## Begin

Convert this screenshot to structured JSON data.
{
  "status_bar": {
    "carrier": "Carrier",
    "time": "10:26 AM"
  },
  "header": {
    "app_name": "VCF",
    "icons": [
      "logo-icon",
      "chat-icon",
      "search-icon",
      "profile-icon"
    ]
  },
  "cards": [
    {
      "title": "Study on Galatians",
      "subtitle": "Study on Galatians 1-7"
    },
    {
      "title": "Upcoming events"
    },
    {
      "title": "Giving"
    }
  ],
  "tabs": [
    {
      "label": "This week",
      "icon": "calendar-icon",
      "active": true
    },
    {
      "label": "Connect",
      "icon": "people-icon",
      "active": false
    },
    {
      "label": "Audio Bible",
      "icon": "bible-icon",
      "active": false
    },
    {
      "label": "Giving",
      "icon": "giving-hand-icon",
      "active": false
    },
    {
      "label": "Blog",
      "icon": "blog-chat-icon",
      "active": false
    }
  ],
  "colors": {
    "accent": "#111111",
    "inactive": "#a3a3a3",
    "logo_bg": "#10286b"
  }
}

## End

- **Short problem**: Determine the number of lines where the string "Galatians" occurs, and give that number only.

- **Solution**: 2